____ Supplied records

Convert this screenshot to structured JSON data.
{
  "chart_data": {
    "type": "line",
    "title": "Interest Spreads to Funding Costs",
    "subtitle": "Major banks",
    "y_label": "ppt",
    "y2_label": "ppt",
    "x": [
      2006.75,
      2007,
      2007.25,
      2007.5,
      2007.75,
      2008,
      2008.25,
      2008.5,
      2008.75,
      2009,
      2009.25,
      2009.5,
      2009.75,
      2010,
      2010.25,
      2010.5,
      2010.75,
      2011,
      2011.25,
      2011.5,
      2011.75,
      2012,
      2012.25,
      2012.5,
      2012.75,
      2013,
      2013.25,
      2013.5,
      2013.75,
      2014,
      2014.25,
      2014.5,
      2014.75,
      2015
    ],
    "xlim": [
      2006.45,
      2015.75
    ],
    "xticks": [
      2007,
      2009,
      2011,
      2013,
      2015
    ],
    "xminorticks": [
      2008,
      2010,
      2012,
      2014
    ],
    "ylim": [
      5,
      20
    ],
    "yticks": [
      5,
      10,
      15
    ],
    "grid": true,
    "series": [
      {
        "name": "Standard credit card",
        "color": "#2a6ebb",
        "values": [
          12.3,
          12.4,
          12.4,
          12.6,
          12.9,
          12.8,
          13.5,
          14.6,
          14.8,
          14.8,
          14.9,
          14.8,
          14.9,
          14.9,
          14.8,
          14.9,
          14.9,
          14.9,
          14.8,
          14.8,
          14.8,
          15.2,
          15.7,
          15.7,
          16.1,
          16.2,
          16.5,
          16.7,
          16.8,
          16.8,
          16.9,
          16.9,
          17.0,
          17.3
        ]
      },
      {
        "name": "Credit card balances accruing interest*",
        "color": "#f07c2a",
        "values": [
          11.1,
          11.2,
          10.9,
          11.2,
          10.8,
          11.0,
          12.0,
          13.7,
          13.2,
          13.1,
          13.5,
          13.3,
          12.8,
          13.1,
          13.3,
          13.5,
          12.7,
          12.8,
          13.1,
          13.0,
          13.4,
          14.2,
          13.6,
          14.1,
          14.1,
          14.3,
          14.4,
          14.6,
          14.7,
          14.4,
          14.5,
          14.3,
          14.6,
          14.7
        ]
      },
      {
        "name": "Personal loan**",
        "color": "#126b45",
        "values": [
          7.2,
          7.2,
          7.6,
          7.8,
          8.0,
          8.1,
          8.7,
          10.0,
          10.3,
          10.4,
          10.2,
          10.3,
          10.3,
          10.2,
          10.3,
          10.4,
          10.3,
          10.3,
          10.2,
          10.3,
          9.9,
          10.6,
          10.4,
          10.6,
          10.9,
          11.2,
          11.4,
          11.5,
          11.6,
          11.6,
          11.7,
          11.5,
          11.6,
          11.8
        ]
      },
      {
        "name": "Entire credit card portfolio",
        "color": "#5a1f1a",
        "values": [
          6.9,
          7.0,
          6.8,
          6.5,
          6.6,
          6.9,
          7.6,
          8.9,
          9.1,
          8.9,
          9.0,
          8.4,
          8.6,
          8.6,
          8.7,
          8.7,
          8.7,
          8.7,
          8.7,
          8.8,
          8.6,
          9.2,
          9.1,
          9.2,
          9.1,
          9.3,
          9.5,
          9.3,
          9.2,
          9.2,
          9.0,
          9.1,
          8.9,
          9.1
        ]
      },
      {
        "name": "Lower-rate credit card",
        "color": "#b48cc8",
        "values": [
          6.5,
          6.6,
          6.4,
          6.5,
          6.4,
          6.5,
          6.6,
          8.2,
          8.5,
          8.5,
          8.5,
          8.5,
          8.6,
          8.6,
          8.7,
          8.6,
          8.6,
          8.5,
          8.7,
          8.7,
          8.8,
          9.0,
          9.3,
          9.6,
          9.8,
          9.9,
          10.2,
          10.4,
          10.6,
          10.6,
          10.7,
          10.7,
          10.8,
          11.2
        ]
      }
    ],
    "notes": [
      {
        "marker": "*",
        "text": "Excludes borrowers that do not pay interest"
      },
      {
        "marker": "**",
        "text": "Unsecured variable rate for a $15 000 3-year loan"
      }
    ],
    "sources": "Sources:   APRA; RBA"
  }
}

________
____ Supplied records

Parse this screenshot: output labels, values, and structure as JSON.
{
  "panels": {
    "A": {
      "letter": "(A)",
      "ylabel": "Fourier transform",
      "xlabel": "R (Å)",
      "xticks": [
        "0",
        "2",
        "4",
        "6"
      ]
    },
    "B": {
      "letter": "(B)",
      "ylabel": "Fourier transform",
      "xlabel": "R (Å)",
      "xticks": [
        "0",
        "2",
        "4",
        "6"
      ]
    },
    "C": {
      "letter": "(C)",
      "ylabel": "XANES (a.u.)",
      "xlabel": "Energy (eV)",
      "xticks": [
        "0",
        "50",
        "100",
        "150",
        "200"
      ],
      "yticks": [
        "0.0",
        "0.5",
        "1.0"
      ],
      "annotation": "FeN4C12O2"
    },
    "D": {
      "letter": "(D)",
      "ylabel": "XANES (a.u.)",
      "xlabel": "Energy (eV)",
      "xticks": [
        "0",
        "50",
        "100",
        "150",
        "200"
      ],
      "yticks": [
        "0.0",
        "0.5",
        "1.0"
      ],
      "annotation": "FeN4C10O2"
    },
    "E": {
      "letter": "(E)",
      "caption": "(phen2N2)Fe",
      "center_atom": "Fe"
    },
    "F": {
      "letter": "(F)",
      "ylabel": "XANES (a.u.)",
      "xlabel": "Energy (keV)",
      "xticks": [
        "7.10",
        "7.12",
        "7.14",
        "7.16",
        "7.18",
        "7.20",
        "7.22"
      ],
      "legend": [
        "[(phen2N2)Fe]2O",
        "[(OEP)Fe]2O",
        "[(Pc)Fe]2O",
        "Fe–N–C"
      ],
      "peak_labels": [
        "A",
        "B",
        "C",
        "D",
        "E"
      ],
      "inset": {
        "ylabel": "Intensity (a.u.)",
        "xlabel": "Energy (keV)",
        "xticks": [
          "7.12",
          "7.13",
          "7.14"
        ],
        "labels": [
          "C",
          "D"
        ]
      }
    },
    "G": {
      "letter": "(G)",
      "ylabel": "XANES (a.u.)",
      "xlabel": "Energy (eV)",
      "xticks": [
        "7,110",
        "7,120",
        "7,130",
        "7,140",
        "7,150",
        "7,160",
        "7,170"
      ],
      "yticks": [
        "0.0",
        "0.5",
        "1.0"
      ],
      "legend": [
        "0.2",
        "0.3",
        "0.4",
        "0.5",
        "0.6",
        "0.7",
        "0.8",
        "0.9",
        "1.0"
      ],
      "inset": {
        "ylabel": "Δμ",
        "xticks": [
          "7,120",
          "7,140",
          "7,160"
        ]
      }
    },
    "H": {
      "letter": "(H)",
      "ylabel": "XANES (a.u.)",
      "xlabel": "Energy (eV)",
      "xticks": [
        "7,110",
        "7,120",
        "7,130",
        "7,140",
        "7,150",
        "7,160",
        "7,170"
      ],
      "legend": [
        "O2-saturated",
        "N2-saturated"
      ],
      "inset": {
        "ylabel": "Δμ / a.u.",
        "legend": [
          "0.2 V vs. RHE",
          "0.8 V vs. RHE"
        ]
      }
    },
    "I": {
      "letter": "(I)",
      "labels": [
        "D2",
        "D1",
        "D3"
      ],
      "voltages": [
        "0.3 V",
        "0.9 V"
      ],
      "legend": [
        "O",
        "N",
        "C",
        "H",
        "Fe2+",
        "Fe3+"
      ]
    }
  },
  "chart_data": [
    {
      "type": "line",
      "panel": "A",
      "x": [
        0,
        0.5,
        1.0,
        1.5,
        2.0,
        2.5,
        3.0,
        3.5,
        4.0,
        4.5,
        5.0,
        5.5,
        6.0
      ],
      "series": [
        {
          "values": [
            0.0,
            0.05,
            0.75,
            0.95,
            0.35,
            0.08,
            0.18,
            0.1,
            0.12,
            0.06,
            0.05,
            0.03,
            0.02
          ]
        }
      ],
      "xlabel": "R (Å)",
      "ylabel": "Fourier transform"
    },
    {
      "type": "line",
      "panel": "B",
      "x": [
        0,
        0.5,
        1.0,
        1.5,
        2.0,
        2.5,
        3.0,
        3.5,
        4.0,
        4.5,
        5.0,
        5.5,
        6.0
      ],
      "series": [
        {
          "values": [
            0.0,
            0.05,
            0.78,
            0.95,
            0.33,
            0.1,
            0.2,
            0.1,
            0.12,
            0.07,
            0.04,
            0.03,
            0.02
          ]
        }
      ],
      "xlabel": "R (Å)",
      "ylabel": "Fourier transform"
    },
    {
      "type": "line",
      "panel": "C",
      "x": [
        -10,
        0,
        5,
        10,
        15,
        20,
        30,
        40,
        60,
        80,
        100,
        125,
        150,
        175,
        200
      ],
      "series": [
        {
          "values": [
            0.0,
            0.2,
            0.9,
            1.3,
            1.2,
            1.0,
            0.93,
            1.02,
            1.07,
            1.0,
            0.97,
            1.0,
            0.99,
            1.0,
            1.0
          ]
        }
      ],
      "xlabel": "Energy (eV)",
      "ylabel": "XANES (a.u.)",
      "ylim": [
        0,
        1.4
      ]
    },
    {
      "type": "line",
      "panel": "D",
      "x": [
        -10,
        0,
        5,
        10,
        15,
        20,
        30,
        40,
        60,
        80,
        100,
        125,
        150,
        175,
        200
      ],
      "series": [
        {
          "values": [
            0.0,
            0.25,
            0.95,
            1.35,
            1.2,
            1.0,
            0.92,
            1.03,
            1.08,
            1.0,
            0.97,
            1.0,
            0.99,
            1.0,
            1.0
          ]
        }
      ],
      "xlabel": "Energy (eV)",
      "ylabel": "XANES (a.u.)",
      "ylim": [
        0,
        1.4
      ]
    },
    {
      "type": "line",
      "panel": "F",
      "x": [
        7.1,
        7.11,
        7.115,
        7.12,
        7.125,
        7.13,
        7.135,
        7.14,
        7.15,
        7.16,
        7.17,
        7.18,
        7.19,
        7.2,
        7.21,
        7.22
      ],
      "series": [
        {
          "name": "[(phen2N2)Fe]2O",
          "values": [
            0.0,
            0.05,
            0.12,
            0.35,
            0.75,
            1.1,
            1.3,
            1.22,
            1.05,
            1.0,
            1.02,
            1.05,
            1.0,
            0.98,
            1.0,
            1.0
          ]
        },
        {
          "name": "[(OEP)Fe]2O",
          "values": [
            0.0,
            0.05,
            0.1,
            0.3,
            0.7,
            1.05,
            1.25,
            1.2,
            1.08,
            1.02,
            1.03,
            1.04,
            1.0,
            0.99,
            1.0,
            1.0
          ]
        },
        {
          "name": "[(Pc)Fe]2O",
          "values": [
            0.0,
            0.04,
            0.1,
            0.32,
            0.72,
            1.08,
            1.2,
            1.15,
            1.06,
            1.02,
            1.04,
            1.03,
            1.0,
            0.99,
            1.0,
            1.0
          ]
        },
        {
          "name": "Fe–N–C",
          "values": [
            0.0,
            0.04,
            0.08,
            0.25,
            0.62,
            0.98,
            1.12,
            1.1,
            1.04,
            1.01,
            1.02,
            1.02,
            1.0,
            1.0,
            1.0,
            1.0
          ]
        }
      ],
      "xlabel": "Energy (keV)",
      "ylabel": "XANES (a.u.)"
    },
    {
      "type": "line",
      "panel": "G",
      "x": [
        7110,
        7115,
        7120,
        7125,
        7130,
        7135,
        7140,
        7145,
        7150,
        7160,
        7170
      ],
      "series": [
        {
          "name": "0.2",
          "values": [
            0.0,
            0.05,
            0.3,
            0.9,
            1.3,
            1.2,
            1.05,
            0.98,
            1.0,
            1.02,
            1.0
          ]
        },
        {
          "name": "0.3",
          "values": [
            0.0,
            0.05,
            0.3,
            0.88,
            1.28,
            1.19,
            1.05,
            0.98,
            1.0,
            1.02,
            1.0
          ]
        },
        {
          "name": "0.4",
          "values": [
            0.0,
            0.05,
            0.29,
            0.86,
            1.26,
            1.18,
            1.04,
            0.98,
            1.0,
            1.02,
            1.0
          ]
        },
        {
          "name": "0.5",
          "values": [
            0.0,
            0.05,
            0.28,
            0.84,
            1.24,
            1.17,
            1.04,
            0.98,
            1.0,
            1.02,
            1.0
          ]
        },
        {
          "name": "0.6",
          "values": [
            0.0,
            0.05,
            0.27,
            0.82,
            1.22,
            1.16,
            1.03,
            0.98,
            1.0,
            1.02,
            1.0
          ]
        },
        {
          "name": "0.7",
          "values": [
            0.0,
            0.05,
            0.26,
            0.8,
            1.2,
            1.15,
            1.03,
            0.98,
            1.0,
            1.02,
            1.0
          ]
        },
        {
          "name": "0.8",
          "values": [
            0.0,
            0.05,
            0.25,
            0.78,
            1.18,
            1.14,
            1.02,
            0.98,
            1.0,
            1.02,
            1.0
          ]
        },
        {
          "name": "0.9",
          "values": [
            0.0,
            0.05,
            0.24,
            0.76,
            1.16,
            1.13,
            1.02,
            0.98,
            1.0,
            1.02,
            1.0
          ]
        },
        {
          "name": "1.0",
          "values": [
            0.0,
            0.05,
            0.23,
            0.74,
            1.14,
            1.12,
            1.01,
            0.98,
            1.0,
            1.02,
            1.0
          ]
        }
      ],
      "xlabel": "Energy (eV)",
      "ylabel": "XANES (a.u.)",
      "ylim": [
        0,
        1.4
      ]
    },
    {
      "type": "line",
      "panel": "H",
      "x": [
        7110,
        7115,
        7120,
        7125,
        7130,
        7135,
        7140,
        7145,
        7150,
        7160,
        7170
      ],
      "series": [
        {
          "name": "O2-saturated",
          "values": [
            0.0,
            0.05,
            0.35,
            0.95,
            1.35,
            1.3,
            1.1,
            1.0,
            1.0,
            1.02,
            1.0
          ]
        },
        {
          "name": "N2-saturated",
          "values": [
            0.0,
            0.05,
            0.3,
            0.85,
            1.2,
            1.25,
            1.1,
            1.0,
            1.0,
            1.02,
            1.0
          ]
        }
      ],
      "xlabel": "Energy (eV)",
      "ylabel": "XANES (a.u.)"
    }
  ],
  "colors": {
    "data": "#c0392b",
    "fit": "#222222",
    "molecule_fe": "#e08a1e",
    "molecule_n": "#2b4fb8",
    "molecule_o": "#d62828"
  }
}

________
____ Supplied records

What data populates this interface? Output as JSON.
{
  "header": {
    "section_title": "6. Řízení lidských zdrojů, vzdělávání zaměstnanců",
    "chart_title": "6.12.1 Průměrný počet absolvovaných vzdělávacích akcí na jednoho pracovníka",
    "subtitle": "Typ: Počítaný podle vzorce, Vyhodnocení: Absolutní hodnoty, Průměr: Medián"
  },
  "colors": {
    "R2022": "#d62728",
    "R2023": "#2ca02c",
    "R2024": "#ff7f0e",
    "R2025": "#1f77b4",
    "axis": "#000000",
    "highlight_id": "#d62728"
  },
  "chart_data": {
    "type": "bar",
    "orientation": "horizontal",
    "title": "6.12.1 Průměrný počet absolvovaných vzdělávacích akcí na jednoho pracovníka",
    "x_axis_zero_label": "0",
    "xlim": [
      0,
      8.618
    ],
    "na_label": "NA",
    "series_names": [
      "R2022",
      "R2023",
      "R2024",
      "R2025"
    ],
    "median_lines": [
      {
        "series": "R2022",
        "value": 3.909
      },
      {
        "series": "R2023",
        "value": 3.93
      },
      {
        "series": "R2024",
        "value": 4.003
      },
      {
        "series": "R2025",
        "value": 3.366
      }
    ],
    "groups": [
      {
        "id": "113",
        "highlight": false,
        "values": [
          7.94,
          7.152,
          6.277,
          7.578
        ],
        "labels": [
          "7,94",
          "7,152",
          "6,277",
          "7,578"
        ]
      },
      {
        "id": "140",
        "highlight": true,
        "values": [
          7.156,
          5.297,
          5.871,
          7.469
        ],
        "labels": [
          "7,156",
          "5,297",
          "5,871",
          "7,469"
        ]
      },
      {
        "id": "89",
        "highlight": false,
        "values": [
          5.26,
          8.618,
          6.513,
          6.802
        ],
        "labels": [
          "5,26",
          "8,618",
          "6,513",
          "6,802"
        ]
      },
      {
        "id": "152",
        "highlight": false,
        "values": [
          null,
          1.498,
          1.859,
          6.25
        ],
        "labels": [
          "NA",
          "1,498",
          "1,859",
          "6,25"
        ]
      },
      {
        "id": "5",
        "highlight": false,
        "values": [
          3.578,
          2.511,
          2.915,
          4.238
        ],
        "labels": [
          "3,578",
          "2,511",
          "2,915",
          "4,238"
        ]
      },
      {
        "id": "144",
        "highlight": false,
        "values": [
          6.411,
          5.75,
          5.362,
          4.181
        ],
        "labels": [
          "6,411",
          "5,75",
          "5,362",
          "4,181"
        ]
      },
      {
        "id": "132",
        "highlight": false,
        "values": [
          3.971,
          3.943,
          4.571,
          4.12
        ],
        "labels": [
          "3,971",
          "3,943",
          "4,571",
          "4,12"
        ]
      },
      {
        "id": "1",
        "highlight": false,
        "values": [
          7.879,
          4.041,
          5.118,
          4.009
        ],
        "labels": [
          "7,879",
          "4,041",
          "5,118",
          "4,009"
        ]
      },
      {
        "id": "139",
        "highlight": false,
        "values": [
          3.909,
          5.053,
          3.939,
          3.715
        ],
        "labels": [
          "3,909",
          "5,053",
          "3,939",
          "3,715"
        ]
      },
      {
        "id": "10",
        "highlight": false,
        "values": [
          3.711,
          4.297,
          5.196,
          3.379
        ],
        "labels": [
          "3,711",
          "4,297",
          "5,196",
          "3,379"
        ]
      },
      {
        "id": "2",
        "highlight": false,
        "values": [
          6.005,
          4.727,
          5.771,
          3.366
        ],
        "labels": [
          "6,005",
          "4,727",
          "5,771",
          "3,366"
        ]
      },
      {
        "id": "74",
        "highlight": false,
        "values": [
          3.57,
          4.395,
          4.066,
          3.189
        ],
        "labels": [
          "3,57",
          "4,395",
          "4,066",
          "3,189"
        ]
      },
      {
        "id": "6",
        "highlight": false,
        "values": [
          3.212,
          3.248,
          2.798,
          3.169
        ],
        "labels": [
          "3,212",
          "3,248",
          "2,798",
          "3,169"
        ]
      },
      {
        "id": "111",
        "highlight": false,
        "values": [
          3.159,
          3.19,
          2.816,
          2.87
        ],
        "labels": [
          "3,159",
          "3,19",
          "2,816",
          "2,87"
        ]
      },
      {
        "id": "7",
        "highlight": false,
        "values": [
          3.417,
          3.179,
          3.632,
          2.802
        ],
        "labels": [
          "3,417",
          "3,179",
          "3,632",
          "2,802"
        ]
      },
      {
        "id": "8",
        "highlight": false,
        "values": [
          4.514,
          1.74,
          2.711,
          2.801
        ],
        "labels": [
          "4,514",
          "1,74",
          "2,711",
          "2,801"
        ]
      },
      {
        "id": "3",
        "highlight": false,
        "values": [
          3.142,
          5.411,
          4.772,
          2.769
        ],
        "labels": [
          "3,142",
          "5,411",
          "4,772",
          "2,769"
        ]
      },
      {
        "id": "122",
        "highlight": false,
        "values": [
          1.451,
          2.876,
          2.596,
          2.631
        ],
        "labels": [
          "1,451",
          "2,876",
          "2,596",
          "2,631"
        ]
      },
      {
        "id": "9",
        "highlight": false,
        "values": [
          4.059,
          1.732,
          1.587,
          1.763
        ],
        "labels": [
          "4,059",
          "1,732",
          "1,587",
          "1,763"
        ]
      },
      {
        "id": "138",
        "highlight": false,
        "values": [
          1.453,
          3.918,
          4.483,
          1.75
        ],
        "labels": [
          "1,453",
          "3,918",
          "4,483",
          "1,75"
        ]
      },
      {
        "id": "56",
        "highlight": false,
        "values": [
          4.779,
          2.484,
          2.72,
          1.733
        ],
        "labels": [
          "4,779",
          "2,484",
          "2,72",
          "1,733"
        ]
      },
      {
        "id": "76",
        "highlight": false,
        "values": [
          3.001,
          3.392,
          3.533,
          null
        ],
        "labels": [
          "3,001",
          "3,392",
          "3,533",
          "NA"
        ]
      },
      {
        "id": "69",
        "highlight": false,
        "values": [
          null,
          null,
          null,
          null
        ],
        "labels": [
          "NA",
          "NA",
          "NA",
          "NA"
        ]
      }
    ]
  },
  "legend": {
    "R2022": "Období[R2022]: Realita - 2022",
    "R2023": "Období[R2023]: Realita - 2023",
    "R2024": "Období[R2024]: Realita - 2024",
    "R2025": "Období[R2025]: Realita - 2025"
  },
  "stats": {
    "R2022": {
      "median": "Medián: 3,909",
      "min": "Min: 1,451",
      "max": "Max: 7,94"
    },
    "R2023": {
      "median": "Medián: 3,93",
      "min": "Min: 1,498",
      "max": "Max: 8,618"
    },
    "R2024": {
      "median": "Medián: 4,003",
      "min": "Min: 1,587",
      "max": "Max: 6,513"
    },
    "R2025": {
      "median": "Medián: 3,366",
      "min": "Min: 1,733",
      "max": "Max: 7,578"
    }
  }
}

________

Exercise prompt: For the entries above, count the lines that contain the string "absolvovaných", and state that number without further comment.

The reply: 2